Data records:
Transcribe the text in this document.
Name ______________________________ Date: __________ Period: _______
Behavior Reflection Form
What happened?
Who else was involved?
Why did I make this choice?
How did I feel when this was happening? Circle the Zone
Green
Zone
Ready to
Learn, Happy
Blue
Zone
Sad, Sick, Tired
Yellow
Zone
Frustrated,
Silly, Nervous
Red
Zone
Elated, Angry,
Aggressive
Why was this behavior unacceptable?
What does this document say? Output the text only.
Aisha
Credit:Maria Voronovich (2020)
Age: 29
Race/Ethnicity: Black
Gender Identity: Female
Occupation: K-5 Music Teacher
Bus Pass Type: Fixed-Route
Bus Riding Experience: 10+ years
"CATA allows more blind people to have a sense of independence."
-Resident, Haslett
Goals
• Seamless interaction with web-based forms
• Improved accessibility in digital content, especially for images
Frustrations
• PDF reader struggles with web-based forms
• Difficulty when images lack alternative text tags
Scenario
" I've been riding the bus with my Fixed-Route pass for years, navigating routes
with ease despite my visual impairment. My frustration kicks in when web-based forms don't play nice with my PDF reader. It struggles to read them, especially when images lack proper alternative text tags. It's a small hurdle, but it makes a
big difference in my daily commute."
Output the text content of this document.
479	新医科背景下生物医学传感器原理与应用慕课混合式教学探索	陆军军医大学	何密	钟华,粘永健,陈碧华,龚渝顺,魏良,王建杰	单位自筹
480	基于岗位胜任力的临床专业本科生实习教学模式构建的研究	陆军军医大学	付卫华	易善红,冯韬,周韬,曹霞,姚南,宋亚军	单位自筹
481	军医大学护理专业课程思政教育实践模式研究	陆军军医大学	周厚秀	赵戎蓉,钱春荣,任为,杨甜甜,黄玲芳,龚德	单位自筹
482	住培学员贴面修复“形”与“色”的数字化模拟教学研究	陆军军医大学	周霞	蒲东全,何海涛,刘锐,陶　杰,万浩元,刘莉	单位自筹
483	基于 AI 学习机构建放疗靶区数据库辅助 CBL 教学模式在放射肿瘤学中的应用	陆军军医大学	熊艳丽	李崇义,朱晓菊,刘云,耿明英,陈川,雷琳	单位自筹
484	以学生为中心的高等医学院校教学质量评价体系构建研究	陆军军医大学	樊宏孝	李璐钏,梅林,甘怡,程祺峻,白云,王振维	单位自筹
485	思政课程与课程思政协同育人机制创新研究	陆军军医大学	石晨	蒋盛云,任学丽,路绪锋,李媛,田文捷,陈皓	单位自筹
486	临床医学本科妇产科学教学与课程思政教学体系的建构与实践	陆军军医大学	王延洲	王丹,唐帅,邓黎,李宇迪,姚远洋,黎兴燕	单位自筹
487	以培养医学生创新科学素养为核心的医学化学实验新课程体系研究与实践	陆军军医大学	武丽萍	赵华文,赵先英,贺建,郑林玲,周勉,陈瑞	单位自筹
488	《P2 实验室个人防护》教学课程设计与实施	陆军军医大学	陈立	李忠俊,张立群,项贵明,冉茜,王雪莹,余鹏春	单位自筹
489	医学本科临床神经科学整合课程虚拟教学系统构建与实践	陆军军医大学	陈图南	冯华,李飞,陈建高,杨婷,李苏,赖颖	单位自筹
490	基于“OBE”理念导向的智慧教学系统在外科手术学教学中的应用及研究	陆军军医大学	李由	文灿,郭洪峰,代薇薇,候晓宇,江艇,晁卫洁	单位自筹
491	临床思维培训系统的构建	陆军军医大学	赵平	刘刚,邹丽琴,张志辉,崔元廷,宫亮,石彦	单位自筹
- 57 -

■ Exercise description ■
Write out the complete set of records exactly as given.

■ Solution to the problem ■
Transcribe the text in this document.
Name ______________________________ Date: __________ Period: _______
Behavior Reflection Form
What happened?
Who else was involved?
Why did I make this choice?
How did I feel when this was happening? Circle the Zone
Green
Zone
Ready to
Learn, Happy
Blue
Zone
Sad, Sick, Tired
Yellow
Zone
Frustrated,
Silly, Nervous
Red
Zone
Elated, Angry,
Aggressive
Why was this behavior unacceptable?
What does this document say? Output the text only.
Aisha
Credit:Maria Voronovich (2020)
Age: 29
Race/Ethnicity: Black
Gender Identity: Female
Occupation: K-5 Music Teacher
Bus Pass Type: Fixed-Route
Bus Riding Experience: 10+ years
"CATA allows more blind people to have a sense of independence."
-Resident, Haslett
Goals
• Seamless interaction with web-based forms
• Improved accessibility in digital content, especially for images
Frustrations
• PDF reader struggles with web-based forms
• Difficulty when images lack alternative text tags
Scenario
" I've been riding the bus with my Fixed-Route pass for years, navigating routes
with ease despite my visual impairment. My frustration kicks in when web-based forms don't play nice with my PDF reader. It struggles to read them, especially when images lack proper alternative text tags. It's a small hurdle, but it makes a
big difference in my daily commute."
Output the text content of this document.
479	新医科背景下生物医学传感器原理与应用慕课混合式教学探索	陆军军医大学	何密	钟华,粘永健,陈碧华,龚渝顺,魏良,王建杰	单位自筹
480	基于岗位胜任力的临床专业本科生实习教学模式构建的研究	陆军军医大学	付卫华	易善红,冯韬,周韬,曹霞,姚南,宋亚军	单位自筹
481	军医大学护理专业课程思政教育实践模式研究	陆军军医大学	周厚秀	赵戎蓉,钱春荣,任为,杨甜甜,黄玲芳,龚德	单位自筹
482	住培学员贴面修复“形”与“色”的数字化模拟教学研究	陆军军医大学	周霞	蒲东全,何海涛,刘锐,陶　杰,万浩元,刘莉	单位自筹
483	基于 AI 学习机构建放疗靶区数据库辅助 CBL 教学模式在放射肿瘤学中的应用	陆军军医大学	熊艳丽	李崇义,朱晓菊,刘云,耿明英,陈川,雷琳	单位自筹
484	以学生为中心的高等医学院校教学质量评价体系构建研究	陆军军医大学	樊宏孝	李璐钏,梅林,甘怡,程祺峻,白云,王振维	单位自筹
485	思政课程与课程思政协同育人机制创新研究	陆军军医大学	石晨	蒋盛云,任学丽,路绪锋,李媛,田文捷,陈皓	单位自筹
486	临床医学本科妇产科学教学与课程思政教学体系的建构与实践	陆军军医大学	王延洲	王丹,唐帅,邓黎,李宇迪,姚远洋,黎兴燕	单位自筹
487	以培养医学生创新科学素养为核心的医学化学实验新课程体系研究与实践	陆军军医大学	武丽萍	赵华文,赵先英,贺建,郑林玲,周勉,陈瑞	单位自筹
488	《P2 实验室个人防护》教学课程设计与实施	陆军军医大学	陈立	李忠俊,张立群,项贵明,冉茜,王雪莹,余鹏春	单位自筹
489	医学本科临床神经科学整合课程虚拟教学系统构建与实践	陆军军医大学	陈图南	冯华,李飞,陈建高,杨婷,李苏,赖颖	单位自筹
490	基于“OBE”理念导向的智慧教学系统在外科手术学教学中的应用及研究	陆军军医大学	李由	文灿,郭洪峰,代薇薇,候晓宇,江艇,晁卫洁	单位自筹
491	临床思维培训系统的构建	陆军军医大学	赵平	刘刚,邹丽琴,张志辉,崔元廷,宫亮,石彦	单位自筹
- 57 -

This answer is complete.